*WRITTEN EXERCISE:*
Can you quote the listing below line for line, with every character kept unchanged?

*ENTRIES SUPPLIED:*
※

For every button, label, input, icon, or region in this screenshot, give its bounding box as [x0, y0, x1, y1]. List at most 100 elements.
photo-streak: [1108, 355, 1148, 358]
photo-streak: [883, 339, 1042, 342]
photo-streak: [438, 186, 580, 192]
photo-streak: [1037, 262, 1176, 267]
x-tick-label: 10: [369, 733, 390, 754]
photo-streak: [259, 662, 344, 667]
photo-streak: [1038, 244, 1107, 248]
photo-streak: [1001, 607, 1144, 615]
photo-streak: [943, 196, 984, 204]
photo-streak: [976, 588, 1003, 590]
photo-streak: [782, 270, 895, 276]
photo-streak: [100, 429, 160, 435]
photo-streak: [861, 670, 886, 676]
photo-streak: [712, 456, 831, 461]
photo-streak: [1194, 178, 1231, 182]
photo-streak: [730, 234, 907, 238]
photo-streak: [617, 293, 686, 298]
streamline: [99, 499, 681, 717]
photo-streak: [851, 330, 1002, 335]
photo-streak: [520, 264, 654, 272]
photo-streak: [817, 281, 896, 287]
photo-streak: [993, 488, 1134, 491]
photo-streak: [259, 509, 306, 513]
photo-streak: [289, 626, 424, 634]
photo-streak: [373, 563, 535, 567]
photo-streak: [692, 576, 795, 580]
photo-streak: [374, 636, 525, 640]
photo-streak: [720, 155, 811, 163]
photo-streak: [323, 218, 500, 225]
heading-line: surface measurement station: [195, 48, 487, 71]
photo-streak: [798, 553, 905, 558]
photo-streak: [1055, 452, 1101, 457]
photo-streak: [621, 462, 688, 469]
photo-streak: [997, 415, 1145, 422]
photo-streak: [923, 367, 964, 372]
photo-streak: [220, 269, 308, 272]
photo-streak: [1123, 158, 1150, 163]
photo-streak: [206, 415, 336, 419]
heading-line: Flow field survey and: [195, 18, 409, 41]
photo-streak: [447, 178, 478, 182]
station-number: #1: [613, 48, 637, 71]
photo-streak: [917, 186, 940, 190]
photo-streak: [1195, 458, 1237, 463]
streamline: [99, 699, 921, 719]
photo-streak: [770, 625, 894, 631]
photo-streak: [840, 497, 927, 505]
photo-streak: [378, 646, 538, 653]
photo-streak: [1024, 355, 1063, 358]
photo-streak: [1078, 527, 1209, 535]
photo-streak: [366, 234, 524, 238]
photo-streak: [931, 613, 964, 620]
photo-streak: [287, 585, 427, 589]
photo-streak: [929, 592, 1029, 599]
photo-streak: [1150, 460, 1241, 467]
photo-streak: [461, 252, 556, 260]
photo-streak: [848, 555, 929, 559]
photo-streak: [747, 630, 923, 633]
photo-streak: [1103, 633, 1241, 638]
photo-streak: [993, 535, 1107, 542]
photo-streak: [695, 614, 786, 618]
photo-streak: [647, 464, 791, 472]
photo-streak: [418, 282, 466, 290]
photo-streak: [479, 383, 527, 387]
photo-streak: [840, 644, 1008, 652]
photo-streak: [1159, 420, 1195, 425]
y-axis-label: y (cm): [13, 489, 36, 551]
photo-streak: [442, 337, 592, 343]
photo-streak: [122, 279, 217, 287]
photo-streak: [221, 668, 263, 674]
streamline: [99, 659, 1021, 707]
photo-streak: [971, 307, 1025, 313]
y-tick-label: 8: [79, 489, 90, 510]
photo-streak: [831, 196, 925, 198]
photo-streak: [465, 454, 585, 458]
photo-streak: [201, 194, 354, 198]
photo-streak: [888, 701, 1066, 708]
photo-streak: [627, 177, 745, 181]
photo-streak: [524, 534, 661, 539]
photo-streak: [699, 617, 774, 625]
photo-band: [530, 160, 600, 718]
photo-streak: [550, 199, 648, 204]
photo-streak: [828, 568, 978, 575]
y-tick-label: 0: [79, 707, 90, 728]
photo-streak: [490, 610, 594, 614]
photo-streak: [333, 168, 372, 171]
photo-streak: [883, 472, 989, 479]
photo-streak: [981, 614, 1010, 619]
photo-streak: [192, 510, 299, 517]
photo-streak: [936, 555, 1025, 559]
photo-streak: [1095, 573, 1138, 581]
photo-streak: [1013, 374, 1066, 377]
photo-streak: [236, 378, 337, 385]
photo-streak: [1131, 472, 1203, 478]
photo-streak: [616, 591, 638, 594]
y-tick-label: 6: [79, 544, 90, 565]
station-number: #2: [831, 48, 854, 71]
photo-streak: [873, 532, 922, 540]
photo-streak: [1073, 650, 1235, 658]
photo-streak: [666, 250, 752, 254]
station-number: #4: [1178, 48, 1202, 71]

※

*TASK RESULT:*
For every button, label, input, icon, or region in this screenshot, give its bounding box as [x0, y0, x1, y1]. List at most 100 elements.
photo-streak: [1108, 355, 1148, 358]
photo-streak: [883, 339, 1042, 342]
photo-streak: [438, 186, 580, 192]
photo-streak: [1037, 262, 1176, 267]
x-tick-label: 10: [369, 733, 390, 754]
photo-streak: [259, 662, 344, 667]
photo-streak: [1038, 244, 1107, 248]
photo-streak: [1001, 607, 1144, 615]
photo-streak: [943, 196, 984, 204]
photo-streak: [976, 588, 1003, 590]
photo-streak: [782, 270, 895, 276]
photo-streak: [100, 429, 160, 435]
photo-streak: [861, 670, 886, 676]
photo-streak: [712, 456, 831, 461]
photo-streak: [1194, 178, 1231, 182]
photo-streak: [730, 234, 907, 238]
photo-streak: [617, 293, 686, 298]
streamline: [99, 499, 681, 717]
photo-streak: [851, 330, 1002, 335]
photo-streak: [520, 264, 654, 272]
photo-streak: [817, 281, 896, 287]
photo-streak: [993, 488, 1134, 491]
photo-streak: [259, 509, 306, 513]
photo-streak: [289, 626, 424, 634]
photo-streak: [373, 563, 535, 567]
photo-streak: [692, 576, 795, 580]
photo-streak: [374, 636, 525, 640]
photo-streak: [720, 155, 811, 163]
photo-streak: [323, 218, 500, 225]
heading-line: surface measurement station: [195, 48, 487, 71]
photo-streak: [798, 553, 905, 558]
photo-streak: [1055, 452, 1101, 457]
photo-streak: [621, 462, 688, 469]
photo-streak: [997, 415, 1145, 422]
photo-streak: [923, 367, 964, 372]
photo-streak: [220, 269, 308, 272]
photo-streak: [1123, 158, 1150, 163]
photo-streak: [206, 415, 336, 419]
heading-line: Flow field survey and: [195, 18, 409, 41]
photo-streak: [447, 178, 478, 182]
station-number: #1: [613, 48, 637, 71]
photo-streak: [917, 186, 940, 190]
photo-streak: [1195, 458, 1237, 463]
streamline: [99, 699, 921, 719]
photo-streak: [770, 625, 894, 631]
photo-streak: [840, 497, 927, 505]
photo-streak: [378, 646, 538, 653]
photo-streak: [1024, 355, 1063, 358]
photo-streak: [1078, 527, 1209, 535]
photo-streak: [366, 234, 524, 238]
photo-streak: [931, 613, 964, 620]
photo-streak: [287, 585, 427, 589]
photo-streak: [929, 592, 1029, 599]
photo-streak: [1150, 460, 1241, 467]
photo-streak: [461, 252, 556, 260]
photo-streak: [848, 555, 929, 559]
photo-streak: [747, 630, 923, 633]
photo-streak: [1103, 633, 1241, 638]
photo-streak: [993, 535, 1107, 542]
photo-streak: [695, 614, 786, 618]
photo-streak: [647, 464, 791, 472]
photo-streak: [418, 282, 466, 290]
photo-streak: [479, 383, 527, 387]
photo-streak: [840, 644, 1008, 652]
photo-streak: [1159, 420, 1195, 425]
y-axis-label: y (cm): [13, 489, 36, 551]
photo-streak: [442, 337, 592, 343]
photo-streak: [122, 279, 217, 287]
photo-streak: [221, 668, 263, 674]
streamline: [99, 659, 1021, 707]
photo-streak: [971, 307, 1025, 313]
y-tick-label: 8: [79, 489, 90, 510]
photo-streak: [831, 196, 925, 198]
photo-streak: [465, 454, 585, 458]
photo-streak: [201, 194, 354, 198]
photo-streak: [888, 701, 1066, 708]
photo-streak: [627, 177, 745, 181]
photo-streak: [524, 534, 661, 539]
photo-streak: [699, 617, 774, 625]
photo-band: [530, 160, 600, 718]
photo-streak: [550, 199, 648, 204]
photo-streak: [828, 568, 978, 575]
y-tick-label: 0: [79, 707, 90, 728]
photo-streak: [490, 610, 594, 614]
photo-streak: [333, 168, 372, 171]
photo-streak: [883, 472, 989, 479]
photo-streak: [981, 614, 1010, 619]
photo-streak: [192, 510, 299, 517]
photo-streak: [936, 555, 1025, 559]
photo-streak: [1095, 573, 1138, 581]
photo-streak: [1013, 374, 1066, 377]
photo-streak: [236, 378, 337, 385]
photo-streak: [1131, 472, 1203, 478]
photo-streak: [616, 591, 638, 594]
y-tick-label: 6: [79, 544, 90, 565]
station-number: #2: [831, 48, 854, 71]
photo-streak: [873, 532, 922, 540]
photo-streak: [1073, 650, 1235, 658]
photo-streak: [666, 250, 752, 254]
station-number: #4: [1178, 48, 1202, 71]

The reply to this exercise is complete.